• What is being asked: Count how many lines hold the word "this" and give that number as the whole answer.

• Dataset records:
•••••

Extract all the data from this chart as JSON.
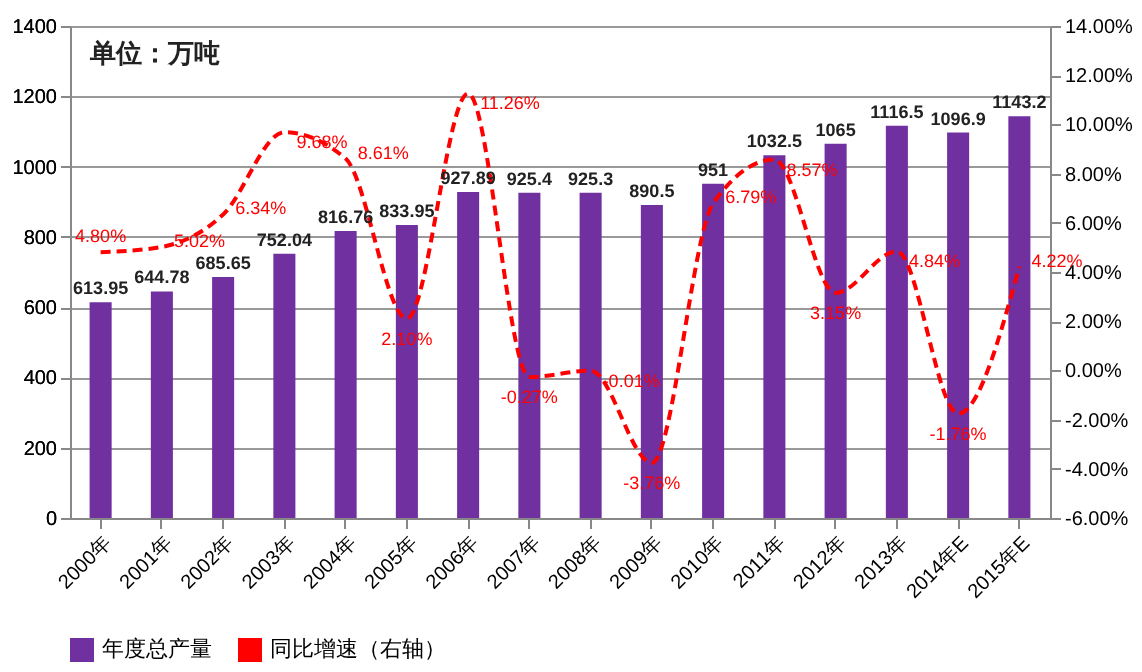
{
  "chart_data": {
    "type": "bar",
    "categories": [
      "2000年",
      "2001年",
      "2002年",
      "2003年",
      "2004年",
      "2005年",
      "2006年",
      "2007年",
      "2008年",
      "2009年",
      "2010年",
      "2011年",
      "2012年",
      "2013年",
      "2014年E",
      "2015年E"
    ],
    "series": [
      {
        "name": "年度总产量",
        "type": "bar",
        "color": "#7030a0",
        "values": [
          613.95,
          644.78,
          685.65,
          752.04,
          816.76,
          833.95,
          927.89,
          925.4,
          925.3,
          890.5,
          951,
          1032.5,
          1065,
          1116.5,
          1096.9,
          1143.2
        ]
      },
      {
        "name": "同比增速（右轴）",
        "type": "line",
        "axis": "y2",
        "color": "#ff0000",
        "line_style": "dashed",
        "marker": "none",
        "values": [
          4.8,
          5.02,
          6.34,
          9.68,
          8.61,
          2.1,
          11.26,
          -0.27,
          -0.01,
          -3.76,
          6.79,
          8.57,
          3.15,
          4.84,
          -1.76,
          4.22
        ],
        "value_labels": [
          "4.80%",
          "5.02%",
          "6.34%",
          "9.68%",
          "8.61%",
          "2.10%",
          "11.26%",
          "-0.27%",
          "-0.01%",
          "-3.76%",
          "6.79%",
          "8.57%",
          "3.15%",
          "4.84%",
          "-1.76%",
          "4.22%"
        ]
      }
    ],
    "ylim": [
      0,
      1400
    ],
    "yticks": [
      0,
      200,
      400,
      600,
      800,
      1000,
      1200,
      1400
    ],
    "y2lim": [
      -6,
      14
    ],
    "y2ticks": [
      {
        "value": -6,
        "label": "-6.00%"
      },
      {
        "value": -4,
        "label": "-4.00%"
      },
      {
        "value": -2,
        "label": "-2.00%"
      },
      {
        "value": 0,
        "label": "0.00%"
      },
      {
        "value": 2,
        "label": "2.00%"
      },
      {
        "value": 4,
        "label": "4.00%"
      },
      {
        "value": 6,
        "label": "6.00%"
      },
      {
        "value": 8,
        "label": "8.00%"
      },
      {
        "value": 10,
        "label": "10.00%"
      },
      {
        "value": 12,
        "label": "12.00%"
      },
      {
        "value": 14,
        "label": "14.00%"
      }
    ],
    "data_labels": true,
    "grid": "y",
    "legend": "bottom",
    "annotations": [
      "单位：万吨"
    ]
  }
}
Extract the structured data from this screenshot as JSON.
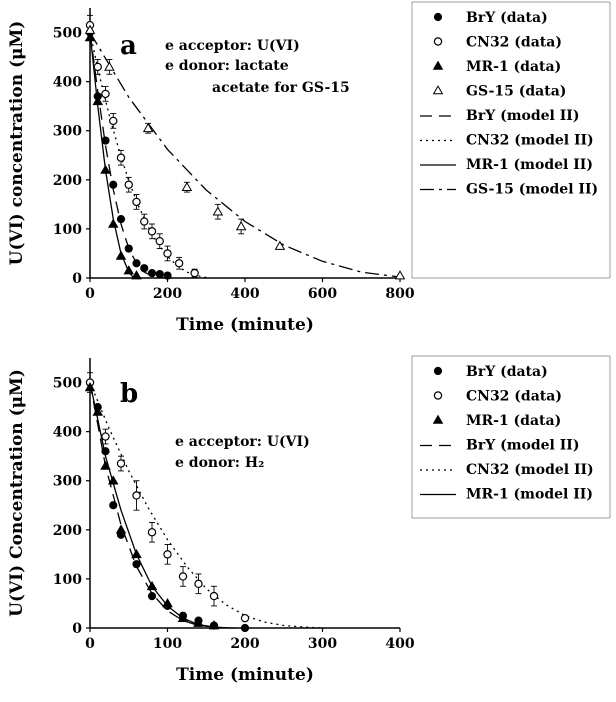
{
  "chart_data": [
    {
      "type": "scatter",
      "panel_label": "a",
      "xlabel": "Time (minute)",
      "ylabel": "U(VI) concentration (μM)",
      "xlim": [
        0,
        800
      ],
      "ylim": [
        0,
        550
      ],
      "xticks": [
        "0",
        "200",
        "400",
        "600",
        "800"
      ],
      "yticks": [
        "0",
        "100",
        "200",
        "300",
        "400",
        "500"
      ],
      "annotations": [
        "e acceptor: U(VI)",
        "e donor: lactate",
        "acetate for GS-15"
      ],
      "legend_position": "right",
      "series": [
        {
          "name": "BrY (data)",
          "kind": "points",
          "marker": "filled-circle",
          "x": [
            0,
            20,
            40,
            60,
            80,
            100,
            120,
            140,
            160,
            180,
            200
          ],
          "y": [
            500,
            370,
            280,
            190,
            120,
            60,
            30,
            20,
            10,
            8,
            5
          ]
        },
        {
          "name": "CN32 (data)",
          "kind": "points",
          "marker": "open-circle",
          "x": [
            0,
            20,
            40,
            60,
            80,
            100,
            120,
            140,
            160,
            180,
            200,
            230,
            270
          ],
          "y": [
            515,
            430,
            375,
            320,
            245,
            190,
            155,
            115,
            95,
            75,
            50,
            30,
            10
          ],
          "err": [
            20,
            15,
            15,
            15,
            15,
            15,
            15,
            15,
            15,
            15,
            15,
            12,
            8
          ]
        },
        {
          "name": "MR-1 (data)",
          "kind": "points",
          "marker": "filled-triangle",
          "x": [
            0,
            20,
            40,
            60,
            80,
            100,
            120
          ],
          "y": [
            490,
            360,
            220,
            110,
            45,
            15,
            5
          ]
        },
        {
          "name": "GS-15 (data)",
          "kind": "points",
          "marker": "open-triangle",
          "x": [
            0,
            50,
            150,
            250,
            330,
            390,
            490,
            800
          ],
          "y": [
            505,
            430,
            305,
            185,
            135,
            105,
            65,
            5
          ],
          "err": [
            15,
            15,
            10,
            10,
            15,
            15,
            0,
            0
          ]
        },
        {
          "name": "BrY (model II)",
          "kind": "line",
          "dash": "long-dash",
          "x": [
            0,
            20,
            40,
            60,
            80,
            100,
            120,
            140,
            160,
            180,
            200,
            220
          ],
          "y": [
            500,
            380,
            270,
            180,
            110,
            60,
            30,
            12,
            4,
            1,
            0,
            0
          ]
        },
        {
          "name": "CN32 (model II)",
          "kind": "line",
          "dash": "dotted",
          "x": [
            0,
            25,
            50,
            75,
            100,
            125,
            150,
            175,
            200,
            225,
            250,
            275,
            300
          ],
          "y": [
            500,
            410,
            330,
            260,
            198,
            147,
            104,
            70,
            44,
            25,
            12,
            5,
            1
          ]
        },
        {
          "name": "MR-1 (model II)",
          "kind": "line",
          "dash": "solid",
          "x": [
            0,
            20,
            40,
            60,
            80,
            100,
            110,
            120
          ],
          "y": [
            500,
            350,
            220,
            120,
            50,
            12,
            3,
            0
          ]
        },
        {
          "name": "GS-15 (model II)",
          "kind": "line",
          "dash": "dash-dot",
          "x": [
            0,
            100,
            200,
            300,
            400,
            500,
            600,
            700,
            800
          ],
          "y": [
            500,
            368,
            262,
            179,
            115,
            67,
            34,
            12,
            2
          ]
        }
      ]
    },
    {
      "type": "scatter",
      "panel_label": "b",
      "xlabel": "Time (minute)",
      "ylabel": "U(VI) Concentration (μM)",
      "xlim": [
        0,
        400
      ],
      "ylim": [
        0,
        550
      ],
      "xticks": [
        "0",
        "100",
        "200",
        "300",
        "400"
      ],
      "yticks": [
        "0",
        "100",
        "200",
        "300",
        "400",
        "500"
      ],
      "annotations": [
        "e acceptor: U(VI)",
        "e donor: H₂"
      ],
      "legend_position": "right",
      "series": [
        {
          "name": "BrY (data)",
          "kind": "points",
          "marker": "filled-circle",
          "x": [
            0,
            10,
            20,
            30,
            40,
            60,
            80,
            100,
            120,
            140,
            160,
            200
          ],
          "y": [
            500,
            450,
            360,
            250,
            190,
            130,
            65,
            45,
            25,
            15,
            5,
            0
          ]
        },
        {
          "name": "CN32 (data)",
          "kind": "points",
          "marker": "open-circle",
          "x": [
            0,
            20,
            40,
            60,
            80,
            100,
            120,
            140,
            160,
            200
          ],
          "y": [
            500,
            390,
            335,
            270,
            195,
            150,
            105,
            90,
            65,
            20
          ],
          "err": [
            20,
            15,
            15,
            30,
            20,
            20,
            20,
            20,
            20,
            5
          ]
        },
        {
          "name": "MR-1 (data)",
          "kind": "points",
          "marker": "filled-triangle",
          "x": [
            0,
            10,
            20,
            30,
            40,
            60,
            80,
            100,
            120,
            140,
            160
          ],
          "y": [
            490,
            440,
            330,
            300,
            200,
            150,
            85,
            50,
            20,
            10,
            5
          ]
        },
        {
          "name": "BrY (model II)",
          "kind": "line",
          "dash": "long-dash",
          "x": [
            0,
            20,
            40,
            60,
            80,
            100,
            120,
            140,
            160,
            180,
            200
          ],
          "y": [
            500,
            330,
            210,
            125,
            70,
            35,
            15,
            5,
            2,
            0,
            0
          ]
        },
        {
          "name": "CN32 (model II)",
          "kind": "line",
          "dash": "dotted",
          "x": [
            0,
            25,
            50,
            75,
            100,
            125,
            150,
            175,
            200,
            225,
            250,
            275,
            300
          ],
          "y": [
            500,
            405,
            320,
            245,
            180,
            125,
            80,
            48,
            25,
            12,
            5,
            2,
            0
          ]
        },
        {
          "name": "MR-1 (model II)",
          "kind": "line",
          "dash": "solid",
          "x": [
            0,
            20,
            40,
            60,
            80,
            100,
            120,
            140,
            160,
            180
          ],
          "y": [
            500,
            350,
            240,
            150,
            85,
            45,
            20,
            7,
            2,
            0
          ]
        }
      ]
    }
  ]
}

•••••

• Exercise answer: 2